### Entries supplied

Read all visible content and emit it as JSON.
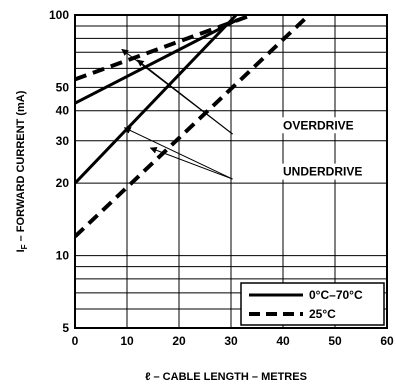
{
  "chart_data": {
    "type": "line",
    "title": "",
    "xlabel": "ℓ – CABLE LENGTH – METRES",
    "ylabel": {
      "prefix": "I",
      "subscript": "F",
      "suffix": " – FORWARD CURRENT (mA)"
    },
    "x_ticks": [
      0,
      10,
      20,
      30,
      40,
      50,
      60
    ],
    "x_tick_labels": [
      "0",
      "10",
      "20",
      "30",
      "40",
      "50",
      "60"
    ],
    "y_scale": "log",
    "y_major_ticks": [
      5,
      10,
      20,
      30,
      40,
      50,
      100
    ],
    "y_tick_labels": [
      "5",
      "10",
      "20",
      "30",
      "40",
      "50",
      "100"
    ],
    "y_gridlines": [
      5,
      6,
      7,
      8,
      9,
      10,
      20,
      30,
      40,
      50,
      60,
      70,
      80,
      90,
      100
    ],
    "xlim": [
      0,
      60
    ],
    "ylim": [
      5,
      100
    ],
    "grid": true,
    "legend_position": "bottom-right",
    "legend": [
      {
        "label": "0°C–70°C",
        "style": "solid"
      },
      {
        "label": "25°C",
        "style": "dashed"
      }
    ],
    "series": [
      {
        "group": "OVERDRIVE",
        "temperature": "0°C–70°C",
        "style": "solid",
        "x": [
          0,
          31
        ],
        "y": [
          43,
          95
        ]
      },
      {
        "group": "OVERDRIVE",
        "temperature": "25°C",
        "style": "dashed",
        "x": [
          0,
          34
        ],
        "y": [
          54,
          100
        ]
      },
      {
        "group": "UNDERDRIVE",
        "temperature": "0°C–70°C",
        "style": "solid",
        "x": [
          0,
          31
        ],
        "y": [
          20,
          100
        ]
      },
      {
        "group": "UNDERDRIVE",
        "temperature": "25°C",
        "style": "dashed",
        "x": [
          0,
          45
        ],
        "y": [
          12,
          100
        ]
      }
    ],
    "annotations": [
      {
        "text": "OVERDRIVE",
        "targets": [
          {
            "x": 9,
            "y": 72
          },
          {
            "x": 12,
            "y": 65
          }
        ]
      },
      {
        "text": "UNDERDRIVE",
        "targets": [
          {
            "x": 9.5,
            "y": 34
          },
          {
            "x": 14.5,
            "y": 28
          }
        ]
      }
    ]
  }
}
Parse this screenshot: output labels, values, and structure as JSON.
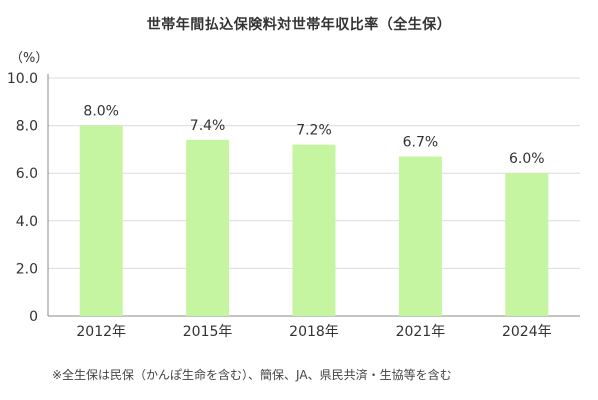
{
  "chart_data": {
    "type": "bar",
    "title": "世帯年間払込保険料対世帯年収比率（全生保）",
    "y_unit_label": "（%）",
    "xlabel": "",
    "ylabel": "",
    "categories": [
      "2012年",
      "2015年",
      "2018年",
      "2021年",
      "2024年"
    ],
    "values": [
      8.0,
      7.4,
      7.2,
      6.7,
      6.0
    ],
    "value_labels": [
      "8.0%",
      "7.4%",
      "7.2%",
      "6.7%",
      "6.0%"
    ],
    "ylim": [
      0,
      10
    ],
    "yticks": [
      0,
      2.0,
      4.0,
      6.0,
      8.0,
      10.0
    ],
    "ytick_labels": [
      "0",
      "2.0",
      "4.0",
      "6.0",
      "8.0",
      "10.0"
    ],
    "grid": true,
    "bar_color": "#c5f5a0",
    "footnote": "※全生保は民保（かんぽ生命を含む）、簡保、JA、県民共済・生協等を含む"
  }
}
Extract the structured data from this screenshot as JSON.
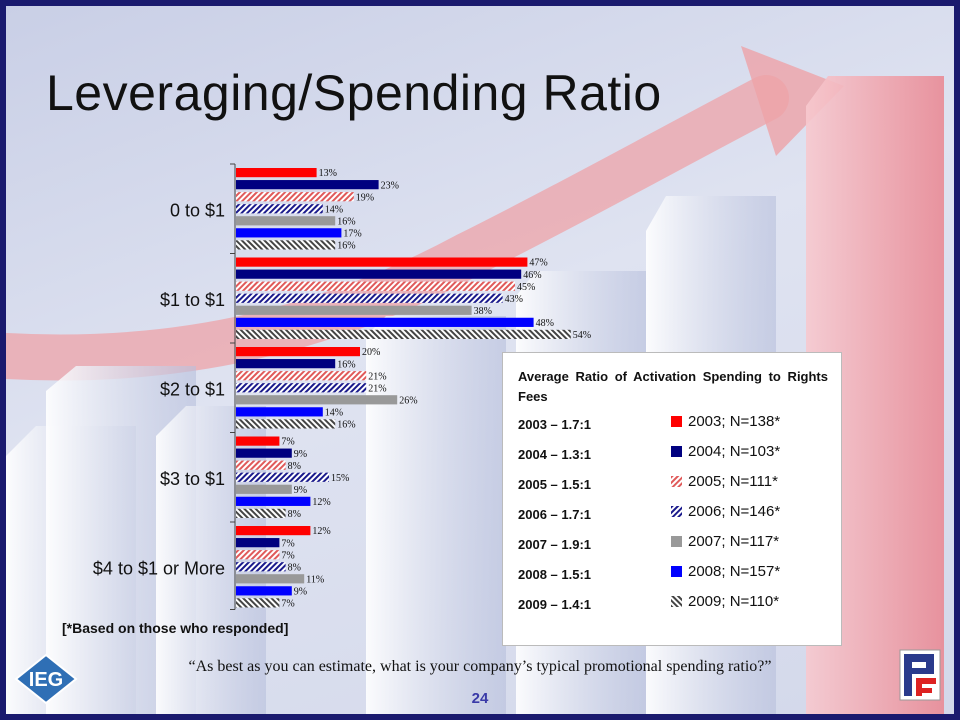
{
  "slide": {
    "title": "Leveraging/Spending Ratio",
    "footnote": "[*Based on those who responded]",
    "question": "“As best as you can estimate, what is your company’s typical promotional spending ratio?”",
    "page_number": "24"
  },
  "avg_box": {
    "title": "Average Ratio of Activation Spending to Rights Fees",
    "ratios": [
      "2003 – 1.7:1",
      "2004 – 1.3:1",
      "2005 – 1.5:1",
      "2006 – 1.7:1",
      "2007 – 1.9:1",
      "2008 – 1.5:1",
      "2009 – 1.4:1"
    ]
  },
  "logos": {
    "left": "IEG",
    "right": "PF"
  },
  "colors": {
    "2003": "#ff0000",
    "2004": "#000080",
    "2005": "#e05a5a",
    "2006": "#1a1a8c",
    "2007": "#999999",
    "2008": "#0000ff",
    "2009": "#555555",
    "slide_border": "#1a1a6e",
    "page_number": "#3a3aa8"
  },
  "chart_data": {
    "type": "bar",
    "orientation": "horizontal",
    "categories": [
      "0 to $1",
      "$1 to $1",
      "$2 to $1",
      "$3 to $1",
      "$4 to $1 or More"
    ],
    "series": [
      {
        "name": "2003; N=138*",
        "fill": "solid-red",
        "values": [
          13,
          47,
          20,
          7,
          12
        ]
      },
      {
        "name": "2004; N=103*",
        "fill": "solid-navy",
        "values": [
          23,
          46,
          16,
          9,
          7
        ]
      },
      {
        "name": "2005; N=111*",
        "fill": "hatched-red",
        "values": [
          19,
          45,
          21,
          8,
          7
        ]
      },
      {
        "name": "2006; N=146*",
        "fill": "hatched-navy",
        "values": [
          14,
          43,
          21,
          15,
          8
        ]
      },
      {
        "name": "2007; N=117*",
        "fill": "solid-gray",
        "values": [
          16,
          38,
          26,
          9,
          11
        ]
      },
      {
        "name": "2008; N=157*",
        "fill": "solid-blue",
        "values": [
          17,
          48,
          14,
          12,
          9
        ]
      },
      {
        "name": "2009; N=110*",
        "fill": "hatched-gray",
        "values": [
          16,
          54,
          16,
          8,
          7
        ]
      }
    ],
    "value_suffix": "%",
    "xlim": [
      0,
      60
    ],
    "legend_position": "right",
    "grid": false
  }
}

######

■ Exercise: Copy each line of the listing in which the word "JSON" can be found.

■ Written solution:
Read all visible content and emit it as JSON.
Parse this screenshot: output labels, values, and structure as JSON.
Extract the structured data from this screenshot as JSON.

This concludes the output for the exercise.